WHAT THE TASK REQUIRES: The records should be repeated word for word, pictures excluded.

Records from a collection of figures:

==================================================

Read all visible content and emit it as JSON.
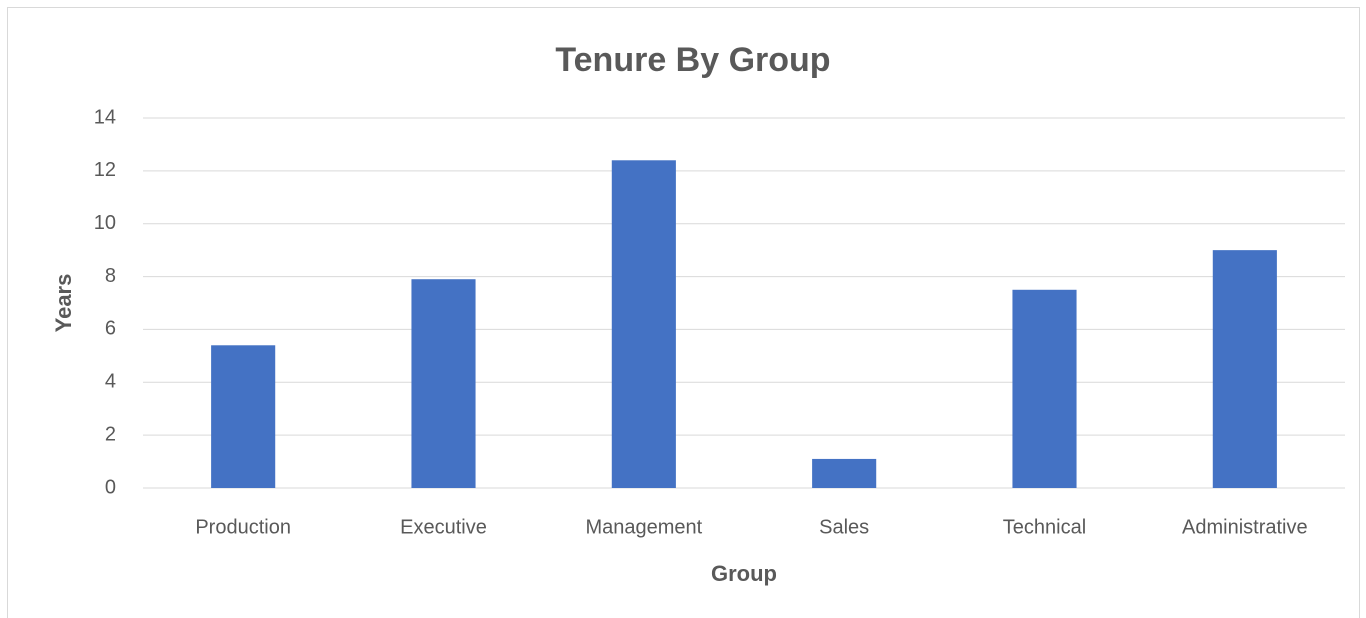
{
  "chart_data": {
    "type": "bar",
    "title": "Tenure By Group",
    "x_label": "Group",
    "y_label": "Years",
    "categories": [
      "Production",
      "Executive",
      "Management",
      "Sales",
      "Technical",
      "Administrative"
    ],
    "values": [
      5.4,
      7.9,
      12.4,
      1.1,
      7.5,
      9.0
    ],
    "color": "#4472c4",
    "ylim": [
      0,
      14
    ],
    "yticks": [
      0,
      2,
      4,
      6,
      8,
      10,
      12,
      14
    ],
    "grid": true
  }
}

==================================================

PROBLEM SOLUTION:
Read all visible content and emit it as JSON.
{
  "chart_data": {
    "type": "bar",
    "title": "Tenure By Group",
    "x_label": "Group",
    "y_label": "Years",
    "categories": [
      "Production",
      "Executive",
      "Management",
      "Sales",
      "Technical",
      "Administrative"
    ],
    "values": [
      5.4,
      7.9,
      12.4,
      1.1,
      7.5,
      9.0
    ],
    "color": "#4472c4",
    "ylim": [
      0,
      14
    ],
    "yticks": [
      0,
      2,
      4,
      6,
      8,
      10,
      12,
      14
    ],
    "grid": true
  }
}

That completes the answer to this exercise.